What you should do
Filter for the word "accent" and keep each matching line.

(Collected data entries)
* BEGIN *

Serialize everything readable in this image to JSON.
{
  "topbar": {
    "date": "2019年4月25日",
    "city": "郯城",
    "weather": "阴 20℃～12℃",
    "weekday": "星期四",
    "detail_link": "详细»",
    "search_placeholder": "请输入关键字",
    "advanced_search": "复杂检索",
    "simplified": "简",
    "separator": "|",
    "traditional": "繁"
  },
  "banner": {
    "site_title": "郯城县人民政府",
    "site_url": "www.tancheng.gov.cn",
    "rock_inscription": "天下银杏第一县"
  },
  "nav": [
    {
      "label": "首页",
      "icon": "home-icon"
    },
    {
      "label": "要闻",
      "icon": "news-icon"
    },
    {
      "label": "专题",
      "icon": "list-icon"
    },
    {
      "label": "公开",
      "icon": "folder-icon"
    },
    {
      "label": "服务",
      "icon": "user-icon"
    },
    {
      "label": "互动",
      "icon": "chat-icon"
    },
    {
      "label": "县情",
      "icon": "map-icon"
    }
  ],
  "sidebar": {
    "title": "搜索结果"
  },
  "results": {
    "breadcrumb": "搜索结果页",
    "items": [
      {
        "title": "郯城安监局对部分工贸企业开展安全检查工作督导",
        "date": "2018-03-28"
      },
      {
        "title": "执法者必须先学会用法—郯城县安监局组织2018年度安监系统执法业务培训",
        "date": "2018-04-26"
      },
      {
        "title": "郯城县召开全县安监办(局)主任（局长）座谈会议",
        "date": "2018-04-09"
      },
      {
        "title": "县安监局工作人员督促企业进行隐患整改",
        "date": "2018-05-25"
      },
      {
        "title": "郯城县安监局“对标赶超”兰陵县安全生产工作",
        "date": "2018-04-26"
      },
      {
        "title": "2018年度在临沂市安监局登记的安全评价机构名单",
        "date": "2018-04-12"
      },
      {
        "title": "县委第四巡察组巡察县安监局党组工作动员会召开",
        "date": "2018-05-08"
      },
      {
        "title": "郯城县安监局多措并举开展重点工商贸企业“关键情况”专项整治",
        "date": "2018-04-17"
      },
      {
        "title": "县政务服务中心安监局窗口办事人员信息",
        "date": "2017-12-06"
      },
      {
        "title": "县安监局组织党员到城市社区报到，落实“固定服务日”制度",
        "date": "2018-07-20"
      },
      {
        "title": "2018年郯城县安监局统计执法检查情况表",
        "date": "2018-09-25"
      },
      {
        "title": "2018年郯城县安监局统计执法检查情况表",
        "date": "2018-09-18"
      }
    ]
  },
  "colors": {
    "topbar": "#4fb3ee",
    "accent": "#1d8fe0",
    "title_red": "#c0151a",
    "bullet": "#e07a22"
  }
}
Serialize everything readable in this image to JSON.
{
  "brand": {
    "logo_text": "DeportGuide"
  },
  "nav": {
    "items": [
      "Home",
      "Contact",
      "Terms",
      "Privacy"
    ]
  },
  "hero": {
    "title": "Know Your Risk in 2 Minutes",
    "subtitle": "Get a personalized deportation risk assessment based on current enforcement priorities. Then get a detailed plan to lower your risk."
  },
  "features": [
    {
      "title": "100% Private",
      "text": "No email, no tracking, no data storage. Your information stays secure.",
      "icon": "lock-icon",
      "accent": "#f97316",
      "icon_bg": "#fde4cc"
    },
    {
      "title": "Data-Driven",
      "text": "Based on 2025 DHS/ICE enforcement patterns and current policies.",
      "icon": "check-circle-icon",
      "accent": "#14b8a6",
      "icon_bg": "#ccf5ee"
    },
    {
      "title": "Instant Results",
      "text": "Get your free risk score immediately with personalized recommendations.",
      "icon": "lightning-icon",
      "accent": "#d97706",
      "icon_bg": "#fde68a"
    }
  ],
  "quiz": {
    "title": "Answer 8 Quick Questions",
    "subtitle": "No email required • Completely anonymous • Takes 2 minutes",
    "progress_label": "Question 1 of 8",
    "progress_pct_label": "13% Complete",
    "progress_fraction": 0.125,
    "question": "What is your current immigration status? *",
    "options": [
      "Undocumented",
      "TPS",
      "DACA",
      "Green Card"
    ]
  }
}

* END *

Answer for this exercise
    "accent": "#1d8fe0",
      "accent": "#f97316",
      "accent": "#14b8a6",
      "accent": "#d97706",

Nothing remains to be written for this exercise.